**Requirements**
Reproduce everything from the line containing "date-tick-label: 09 <box>563 67 580 82</box>" down to the line containing "date-tick-label: 09 <box>428 38 441 49</box>", with both of those lines included, keeping each one exactly as it appears in the records.

>> Begin Rows

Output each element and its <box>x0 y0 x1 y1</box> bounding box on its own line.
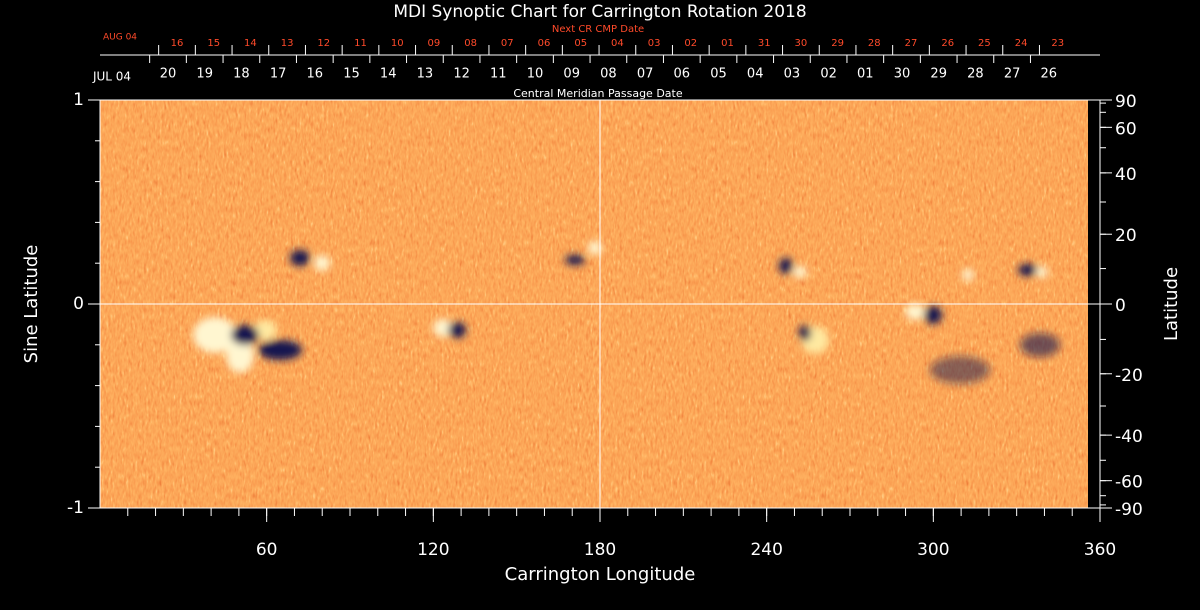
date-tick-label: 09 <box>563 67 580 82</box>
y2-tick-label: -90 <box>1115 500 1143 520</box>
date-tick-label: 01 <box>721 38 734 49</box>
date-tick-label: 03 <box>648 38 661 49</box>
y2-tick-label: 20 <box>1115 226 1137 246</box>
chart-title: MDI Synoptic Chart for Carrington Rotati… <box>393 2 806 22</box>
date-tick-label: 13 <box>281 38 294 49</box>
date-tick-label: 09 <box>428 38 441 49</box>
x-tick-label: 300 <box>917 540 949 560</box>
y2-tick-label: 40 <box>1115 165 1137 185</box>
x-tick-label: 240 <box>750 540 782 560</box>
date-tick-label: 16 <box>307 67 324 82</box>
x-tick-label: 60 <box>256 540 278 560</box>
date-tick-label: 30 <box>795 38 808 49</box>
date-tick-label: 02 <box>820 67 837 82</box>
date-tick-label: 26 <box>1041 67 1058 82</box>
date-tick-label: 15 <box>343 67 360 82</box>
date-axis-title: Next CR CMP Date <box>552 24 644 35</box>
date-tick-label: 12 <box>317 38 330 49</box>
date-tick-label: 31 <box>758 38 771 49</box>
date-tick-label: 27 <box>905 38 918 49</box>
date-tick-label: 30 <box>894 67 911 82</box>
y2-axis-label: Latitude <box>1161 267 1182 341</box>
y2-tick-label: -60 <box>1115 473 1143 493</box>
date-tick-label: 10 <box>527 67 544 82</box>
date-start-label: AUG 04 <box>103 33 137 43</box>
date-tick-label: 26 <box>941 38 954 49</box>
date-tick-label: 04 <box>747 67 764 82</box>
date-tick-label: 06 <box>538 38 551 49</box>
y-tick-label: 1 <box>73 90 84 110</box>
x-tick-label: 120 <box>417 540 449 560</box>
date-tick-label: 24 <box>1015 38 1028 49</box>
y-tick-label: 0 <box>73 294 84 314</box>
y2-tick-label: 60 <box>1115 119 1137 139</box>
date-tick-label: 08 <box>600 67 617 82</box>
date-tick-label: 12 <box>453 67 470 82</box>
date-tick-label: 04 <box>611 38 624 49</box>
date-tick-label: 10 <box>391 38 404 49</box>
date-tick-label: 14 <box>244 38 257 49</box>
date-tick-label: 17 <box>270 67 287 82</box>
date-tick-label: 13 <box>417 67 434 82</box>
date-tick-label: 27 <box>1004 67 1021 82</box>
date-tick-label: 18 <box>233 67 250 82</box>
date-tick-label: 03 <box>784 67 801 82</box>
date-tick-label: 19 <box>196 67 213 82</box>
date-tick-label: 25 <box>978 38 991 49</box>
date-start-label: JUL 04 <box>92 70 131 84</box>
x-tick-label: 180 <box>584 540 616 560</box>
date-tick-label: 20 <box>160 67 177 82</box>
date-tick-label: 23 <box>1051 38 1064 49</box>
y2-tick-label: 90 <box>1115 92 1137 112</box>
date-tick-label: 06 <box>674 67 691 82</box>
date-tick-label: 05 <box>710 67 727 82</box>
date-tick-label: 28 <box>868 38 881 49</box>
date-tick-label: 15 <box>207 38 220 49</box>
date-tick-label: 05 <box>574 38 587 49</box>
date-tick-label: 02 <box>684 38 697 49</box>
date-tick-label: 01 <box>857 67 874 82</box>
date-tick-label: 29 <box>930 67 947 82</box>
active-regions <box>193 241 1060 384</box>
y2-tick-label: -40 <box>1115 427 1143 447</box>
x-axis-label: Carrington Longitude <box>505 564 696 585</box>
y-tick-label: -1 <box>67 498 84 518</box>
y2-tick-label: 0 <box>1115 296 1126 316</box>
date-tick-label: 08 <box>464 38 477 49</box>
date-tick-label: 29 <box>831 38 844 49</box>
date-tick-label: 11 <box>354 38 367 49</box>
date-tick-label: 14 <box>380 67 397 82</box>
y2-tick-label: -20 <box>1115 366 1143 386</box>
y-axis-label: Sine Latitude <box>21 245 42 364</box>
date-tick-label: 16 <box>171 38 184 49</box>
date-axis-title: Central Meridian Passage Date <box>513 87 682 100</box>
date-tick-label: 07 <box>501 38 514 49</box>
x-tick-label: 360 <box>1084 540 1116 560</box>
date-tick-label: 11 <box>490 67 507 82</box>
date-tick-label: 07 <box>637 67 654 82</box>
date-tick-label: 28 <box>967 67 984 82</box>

>> End Rows
>> Begin Rows

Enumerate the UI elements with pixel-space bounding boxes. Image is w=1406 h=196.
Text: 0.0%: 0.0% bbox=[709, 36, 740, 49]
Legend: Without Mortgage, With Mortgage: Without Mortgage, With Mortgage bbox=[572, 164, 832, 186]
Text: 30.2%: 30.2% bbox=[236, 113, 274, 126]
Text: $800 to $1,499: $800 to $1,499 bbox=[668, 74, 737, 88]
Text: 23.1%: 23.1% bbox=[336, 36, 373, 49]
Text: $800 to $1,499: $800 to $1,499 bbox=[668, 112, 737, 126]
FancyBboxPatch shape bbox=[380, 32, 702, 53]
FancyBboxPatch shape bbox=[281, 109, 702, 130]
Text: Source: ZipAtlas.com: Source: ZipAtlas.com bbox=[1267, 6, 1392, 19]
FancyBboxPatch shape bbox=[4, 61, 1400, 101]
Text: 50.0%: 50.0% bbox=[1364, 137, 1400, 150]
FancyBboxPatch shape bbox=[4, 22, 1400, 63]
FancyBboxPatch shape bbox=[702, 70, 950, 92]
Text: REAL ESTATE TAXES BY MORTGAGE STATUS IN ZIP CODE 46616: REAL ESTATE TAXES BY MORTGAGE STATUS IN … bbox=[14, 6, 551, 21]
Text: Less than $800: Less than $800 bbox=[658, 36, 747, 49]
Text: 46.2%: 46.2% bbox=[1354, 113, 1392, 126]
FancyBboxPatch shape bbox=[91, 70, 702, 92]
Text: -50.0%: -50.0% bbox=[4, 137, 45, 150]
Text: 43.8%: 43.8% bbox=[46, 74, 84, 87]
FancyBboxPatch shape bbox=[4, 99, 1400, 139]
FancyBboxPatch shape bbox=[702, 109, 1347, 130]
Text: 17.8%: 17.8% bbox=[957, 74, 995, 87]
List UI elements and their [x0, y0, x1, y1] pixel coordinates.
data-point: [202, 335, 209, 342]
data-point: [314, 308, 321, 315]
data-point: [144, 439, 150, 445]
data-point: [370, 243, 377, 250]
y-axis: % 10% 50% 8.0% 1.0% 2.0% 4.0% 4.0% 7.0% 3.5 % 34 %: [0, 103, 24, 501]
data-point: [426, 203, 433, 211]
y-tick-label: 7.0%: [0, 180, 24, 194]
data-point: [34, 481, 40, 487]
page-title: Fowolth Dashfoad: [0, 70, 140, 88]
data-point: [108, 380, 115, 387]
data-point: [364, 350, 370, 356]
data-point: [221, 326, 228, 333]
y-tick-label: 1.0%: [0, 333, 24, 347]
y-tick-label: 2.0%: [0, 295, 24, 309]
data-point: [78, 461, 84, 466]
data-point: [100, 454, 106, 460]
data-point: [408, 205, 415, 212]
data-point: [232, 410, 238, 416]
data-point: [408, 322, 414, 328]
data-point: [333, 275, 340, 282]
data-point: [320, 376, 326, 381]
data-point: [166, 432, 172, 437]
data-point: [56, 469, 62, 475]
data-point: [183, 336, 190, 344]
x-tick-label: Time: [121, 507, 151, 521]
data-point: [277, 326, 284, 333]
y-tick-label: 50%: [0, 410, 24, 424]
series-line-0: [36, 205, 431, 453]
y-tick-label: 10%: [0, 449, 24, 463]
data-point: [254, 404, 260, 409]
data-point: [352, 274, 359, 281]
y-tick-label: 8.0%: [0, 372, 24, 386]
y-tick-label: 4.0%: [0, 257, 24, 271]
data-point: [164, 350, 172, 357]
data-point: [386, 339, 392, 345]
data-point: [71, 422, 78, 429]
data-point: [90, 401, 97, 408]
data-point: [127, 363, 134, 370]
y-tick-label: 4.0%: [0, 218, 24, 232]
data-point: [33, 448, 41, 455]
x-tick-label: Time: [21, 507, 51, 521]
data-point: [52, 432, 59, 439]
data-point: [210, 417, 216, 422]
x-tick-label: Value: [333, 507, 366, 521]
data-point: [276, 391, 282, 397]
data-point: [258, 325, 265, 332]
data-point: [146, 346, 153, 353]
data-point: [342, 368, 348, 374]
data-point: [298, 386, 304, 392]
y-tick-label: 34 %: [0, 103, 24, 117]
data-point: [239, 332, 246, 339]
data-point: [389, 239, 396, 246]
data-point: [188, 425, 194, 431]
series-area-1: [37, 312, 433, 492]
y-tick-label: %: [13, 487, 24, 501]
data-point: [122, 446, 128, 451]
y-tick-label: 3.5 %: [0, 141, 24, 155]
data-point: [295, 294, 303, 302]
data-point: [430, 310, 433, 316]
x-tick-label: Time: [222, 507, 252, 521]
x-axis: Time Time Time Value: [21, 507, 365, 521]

>> End Rows

**Finished task**
date-tick-label: 09 <box>563 67 580 82</box>
y2-tick-label: -90 <box>1115 500 1143 520</box>
date-tick-label: 01 <box>721 38 734 49</box>
date-tick-label: 03 <box>648 38 661 49</box>
y2-tick-label: 20 <box>1115 226 1137 246</box>
chart-title: MDI Synoptic Chart for Carrington Rotati… <box>393 2 806 22</box>
date-tick-label: 13 <box>281 38 294 49</box>
date-tick-label: 09 <box>428 38 441 49</box>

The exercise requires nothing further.